**TASK OBJECTIVE**.
Skip the images and return the records below exactly.

──────── RECORDS SHOWN

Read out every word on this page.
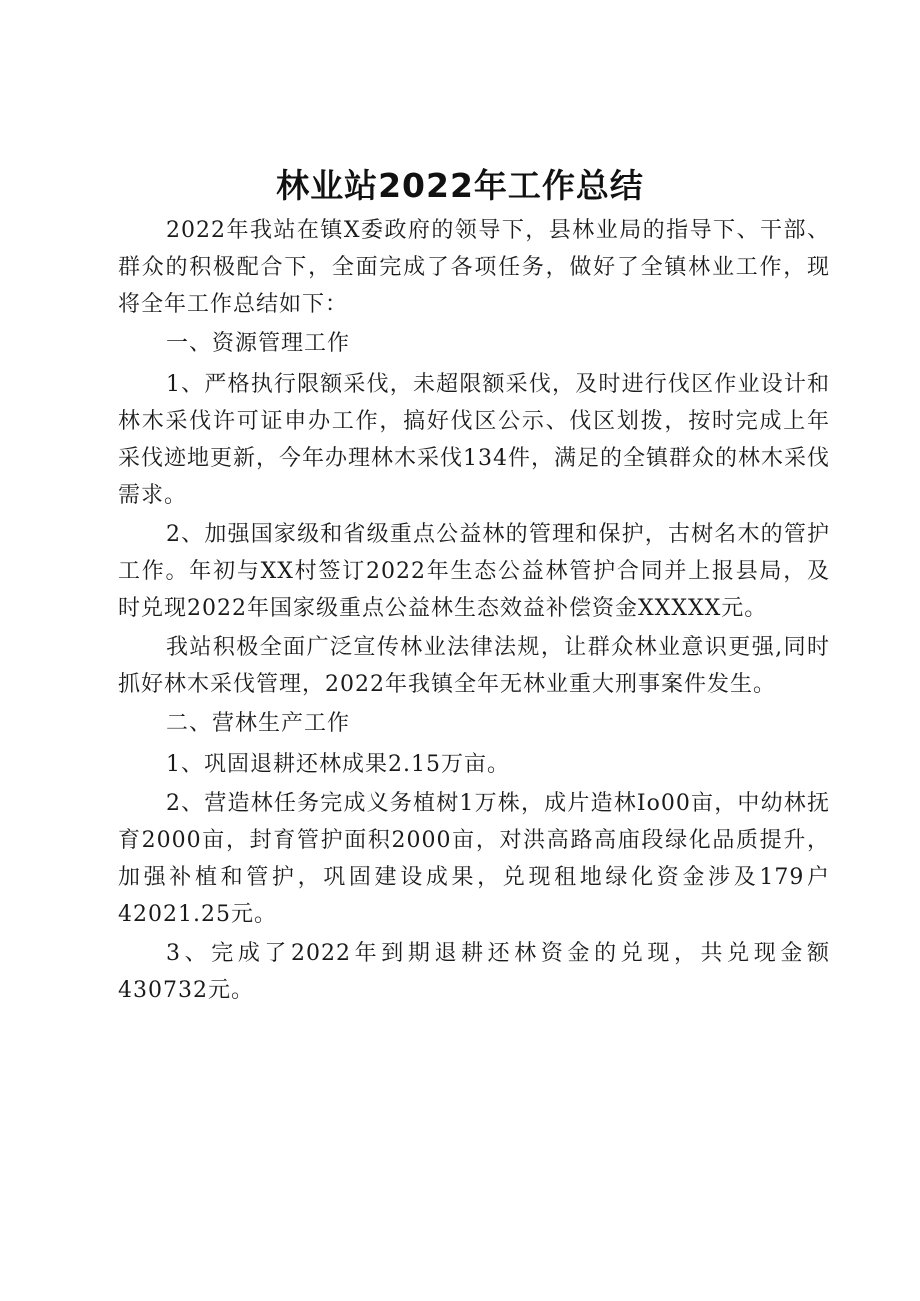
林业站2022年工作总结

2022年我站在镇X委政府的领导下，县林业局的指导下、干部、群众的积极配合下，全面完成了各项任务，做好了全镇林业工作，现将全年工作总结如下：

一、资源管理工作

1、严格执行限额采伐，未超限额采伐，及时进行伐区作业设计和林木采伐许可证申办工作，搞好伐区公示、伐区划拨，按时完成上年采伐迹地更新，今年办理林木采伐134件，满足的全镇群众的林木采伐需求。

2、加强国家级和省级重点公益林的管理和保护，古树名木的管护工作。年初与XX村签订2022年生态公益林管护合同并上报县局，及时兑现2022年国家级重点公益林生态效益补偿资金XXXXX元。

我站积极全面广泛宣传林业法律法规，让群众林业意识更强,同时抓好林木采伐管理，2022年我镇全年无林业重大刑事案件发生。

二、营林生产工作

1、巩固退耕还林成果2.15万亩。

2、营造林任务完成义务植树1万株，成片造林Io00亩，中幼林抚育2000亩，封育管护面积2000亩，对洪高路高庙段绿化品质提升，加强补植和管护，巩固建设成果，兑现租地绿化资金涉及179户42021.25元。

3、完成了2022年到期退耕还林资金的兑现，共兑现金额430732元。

────────────────

**THE ANSWER**.
Read out every word on this page.
林业站2022年工作总结

2022年我站在镇X委政府的领导下，县林业局的指导下、干部、群众的积极配合下，全面完成了各项任务，做好了全镇林业工作，现将全年工作总结如下：

一、资源管理工作

1、严格执行限额采伐，未超限额采伐，及时进行伐区作业设计和林木采伐许可证申办工作，搞好伐区公示、伐区划拨，按时完成上年采伐迹地更新，今年办理林木采伐134件，满足的全镇群众的林木采伐需求。

2、加强国家级和省级重点公益林的管理和保护，古树名木的管护工作。年初与XX村签订2022年生态公益林管护合同并上报县局，及时兑现2022年国家级重点公益林生态效益补偿资金XXXXX元。

我站积极全面广泛宣传林业法律法规，让群众林业意识更强,同时抓好林木采伐管理，2022年我镇全年无林业重大刑事案件发生。

二、营林生产工作

1、巩固退耕还林成果2.15万亩。

2、营造林任务完成义务植树1万株，成片造林Io00亩，中幼林抚育2000亩，封育管护面积2000亩，对洪高路高庙段绿化品质提升，加强补植和管护，巩固建设成果，兑现租地绿化资金涉及179户42021.25元。

3、完成了2022年到期退耕还林资金的兑现，共兑现金额430732元。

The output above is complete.